- [Goal of the exercise]: Go through each line of the records below and count those with the word "treatment". Give only the count.

- [Exercise inputs]:

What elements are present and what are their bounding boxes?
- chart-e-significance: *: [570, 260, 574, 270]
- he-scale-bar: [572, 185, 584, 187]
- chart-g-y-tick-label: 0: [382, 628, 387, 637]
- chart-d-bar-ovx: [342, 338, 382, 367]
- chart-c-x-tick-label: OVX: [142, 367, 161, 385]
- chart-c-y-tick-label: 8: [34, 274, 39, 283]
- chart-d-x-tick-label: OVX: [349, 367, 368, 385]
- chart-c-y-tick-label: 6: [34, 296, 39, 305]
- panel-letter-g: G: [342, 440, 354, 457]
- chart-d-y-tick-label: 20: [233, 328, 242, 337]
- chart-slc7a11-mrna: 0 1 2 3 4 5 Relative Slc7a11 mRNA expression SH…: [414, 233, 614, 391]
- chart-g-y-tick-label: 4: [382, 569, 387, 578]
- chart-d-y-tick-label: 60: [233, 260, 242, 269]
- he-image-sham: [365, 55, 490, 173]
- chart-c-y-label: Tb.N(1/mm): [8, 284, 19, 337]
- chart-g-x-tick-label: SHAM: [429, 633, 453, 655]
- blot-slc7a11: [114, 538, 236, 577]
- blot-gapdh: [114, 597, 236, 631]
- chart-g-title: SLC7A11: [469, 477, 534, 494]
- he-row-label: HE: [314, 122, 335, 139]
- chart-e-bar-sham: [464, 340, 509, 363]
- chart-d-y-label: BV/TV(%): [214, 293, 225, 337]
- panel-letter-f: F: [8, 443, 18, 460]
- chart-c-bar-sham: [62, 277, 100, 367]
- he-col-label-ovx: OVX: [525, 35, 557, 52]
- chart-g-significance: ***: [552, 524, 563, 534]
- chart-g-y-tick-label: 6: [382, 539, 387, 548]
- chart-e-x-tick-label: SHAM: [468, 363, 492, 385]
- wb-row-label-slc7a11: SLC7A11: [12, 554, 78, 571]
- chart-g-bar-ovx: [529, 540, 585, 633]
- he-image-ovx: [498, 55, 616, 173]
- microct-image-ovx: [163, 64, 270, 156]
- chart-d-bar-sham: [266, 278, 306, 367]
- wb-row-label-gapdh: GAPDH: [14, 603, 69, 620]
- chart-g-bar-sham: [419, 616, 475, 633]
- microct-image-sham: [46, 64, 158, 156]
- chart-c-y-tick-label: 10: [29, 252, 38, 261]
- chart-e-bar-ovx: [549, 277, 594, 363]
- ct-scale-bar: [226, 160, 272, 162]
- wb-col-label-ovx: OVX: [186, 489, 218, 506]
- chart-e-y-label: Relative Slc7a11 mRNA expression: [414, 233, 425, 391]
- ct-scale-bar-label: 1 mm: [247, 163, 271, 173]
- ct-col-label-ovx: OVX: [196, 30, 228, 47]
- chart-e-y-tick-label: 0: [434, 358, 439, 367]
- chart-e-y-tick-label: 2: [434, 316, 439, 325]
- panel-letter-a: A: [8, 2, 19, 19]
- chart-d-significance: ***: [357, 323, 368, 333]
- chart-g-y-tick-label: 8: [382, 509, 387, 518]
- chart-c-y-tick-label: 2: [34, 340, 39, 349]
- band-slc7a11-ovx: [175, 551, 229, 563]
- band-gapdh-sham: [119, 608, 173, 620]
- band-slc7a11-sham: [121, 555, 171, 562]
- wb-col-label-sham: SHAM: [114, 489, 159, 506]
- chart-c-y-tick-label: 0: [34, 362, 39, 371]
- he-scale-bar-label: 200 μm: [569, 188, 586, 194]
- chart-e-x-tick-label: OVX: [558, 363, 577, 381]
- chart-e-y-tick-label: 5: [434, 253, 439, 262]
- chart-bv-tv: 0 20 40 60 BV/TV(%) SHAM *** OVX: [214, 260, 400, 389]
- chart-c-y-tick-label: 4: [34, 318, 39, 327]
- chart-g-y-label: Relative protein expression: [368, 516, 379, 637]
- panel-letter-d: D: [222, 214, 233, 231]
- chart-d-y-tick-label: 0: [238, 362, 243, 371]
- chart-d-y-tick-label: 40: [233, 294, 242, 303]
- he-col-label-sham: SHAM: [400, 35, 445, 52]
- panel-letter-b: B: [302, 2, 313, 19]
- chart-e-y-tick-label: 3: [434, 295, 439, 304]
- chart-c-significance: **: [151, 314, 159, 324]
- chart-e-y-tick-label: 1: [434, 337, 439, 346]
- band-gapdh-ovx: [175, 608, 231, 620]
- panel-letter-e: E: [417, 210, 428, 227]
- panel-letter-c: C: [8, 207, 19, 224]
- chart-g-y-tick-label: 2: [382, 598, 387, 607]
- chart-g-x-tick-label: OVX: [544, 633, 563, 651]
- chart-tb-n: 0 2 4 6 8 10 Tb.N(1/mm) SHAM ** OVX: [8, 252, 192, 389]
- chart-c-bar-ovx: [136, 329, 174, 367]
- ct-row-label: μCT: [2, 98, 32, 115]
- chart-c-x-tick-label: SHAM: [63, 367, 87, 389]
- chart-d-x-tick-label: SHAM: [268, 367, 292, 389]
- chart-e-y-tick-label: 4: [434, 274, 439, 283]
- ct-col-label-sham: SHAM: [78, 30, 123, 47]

--

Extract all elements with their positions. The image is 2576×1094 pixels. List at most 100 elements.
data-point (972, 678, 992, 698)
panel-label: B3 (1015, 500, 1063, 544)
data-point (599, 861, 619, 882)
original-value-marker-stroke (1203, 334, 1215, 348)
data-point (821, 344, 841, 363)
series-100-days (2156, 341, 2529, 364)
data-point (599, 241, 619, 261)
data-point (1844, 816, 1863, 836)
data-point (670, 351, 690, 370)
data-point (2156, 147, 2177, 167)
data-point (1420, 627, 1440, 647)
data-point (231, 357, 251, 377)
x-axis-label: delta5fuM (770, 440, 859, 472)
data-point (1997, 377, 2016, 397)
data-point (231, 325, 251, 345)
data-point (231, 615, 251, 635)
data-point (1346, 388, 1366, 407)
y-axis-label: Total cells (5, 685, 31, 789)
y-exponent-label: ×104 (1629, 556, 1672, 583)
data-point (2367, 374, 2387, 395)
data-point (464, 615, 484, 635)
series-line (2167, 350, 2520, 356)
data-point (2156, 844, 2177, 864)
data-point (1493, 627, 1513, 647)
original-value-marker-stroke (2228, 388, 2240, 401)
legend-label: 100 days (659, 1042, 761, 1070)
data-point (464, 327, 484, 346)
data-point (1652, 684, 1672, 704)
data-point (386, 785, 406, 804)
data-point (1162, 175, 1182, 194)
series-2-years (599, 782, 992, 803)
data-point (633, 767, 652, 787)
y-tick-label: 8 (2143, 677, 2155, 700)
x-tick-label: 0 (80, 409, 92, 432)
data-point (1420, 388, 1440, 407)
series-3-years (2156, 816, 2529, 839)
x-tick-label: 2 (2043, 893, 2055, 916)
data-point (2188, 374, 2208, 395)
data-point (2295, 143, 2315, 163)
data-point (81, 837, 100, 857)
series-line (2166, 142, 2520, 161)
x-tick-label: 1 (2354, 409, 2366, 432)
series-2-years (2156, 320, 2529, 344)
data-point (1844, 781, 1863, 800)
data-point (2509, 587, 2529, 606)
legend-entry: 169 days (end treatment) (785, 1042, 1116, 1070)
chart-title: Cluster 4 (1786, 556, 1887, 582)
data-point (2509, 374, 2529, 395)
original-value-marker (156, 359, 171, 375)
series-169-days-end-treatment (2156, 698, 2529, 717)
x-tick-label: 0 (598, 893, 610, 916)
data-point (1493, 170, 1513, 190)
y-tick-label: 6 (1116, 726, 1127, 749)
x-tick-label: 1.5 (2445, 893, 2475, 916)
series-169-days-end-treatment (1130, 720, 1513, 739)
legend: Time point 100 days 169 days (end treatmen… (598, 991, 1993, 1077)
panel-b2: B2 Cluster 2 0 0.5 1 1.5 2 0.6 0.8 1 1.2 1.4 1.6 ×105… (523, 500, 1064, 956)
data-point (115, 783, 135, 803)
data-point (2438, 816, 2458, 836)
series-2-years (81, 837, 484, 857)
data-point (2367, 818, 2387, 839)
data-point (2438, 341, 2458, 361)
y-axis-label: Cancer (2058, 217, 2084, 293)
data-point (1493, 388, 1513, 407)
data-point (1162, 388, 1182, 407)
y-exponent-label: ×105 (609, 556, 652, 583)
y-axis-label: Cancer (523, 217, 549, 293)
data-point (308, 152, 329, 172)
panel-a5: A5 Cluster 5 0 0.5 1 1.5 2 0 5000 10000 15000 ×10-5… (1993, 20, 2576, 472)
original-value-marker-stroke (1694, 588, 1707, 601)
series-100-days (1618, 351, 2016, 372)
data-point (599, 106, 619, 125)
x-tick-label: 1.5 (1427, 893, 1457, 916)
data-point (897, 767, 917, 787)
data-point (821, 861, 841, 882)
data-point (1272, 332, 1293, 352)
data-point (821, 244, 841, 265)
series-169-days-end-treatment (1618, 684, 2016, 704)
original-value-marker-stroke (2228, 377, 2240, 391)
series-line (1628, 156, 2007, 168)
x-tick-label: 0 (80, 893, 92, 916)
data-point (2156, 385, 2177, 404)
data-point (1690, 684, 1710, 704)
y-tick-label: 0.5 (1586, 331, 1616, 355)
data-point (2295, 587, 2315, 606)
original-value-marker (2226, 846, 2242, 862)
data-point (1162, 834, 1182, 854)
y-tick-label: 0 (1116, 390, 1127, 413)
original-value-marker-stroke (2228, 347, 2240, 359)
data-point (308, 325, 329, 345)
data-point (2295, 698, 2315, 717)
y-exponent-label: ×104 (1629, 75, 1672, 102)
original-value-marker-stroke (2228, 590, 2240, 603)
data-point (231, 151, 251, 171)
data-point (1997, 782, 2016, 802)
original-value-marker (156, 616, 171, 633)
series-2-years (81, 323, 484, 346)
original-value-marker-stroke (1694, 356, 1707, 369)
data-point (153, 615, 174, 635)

- [Answer space]: 4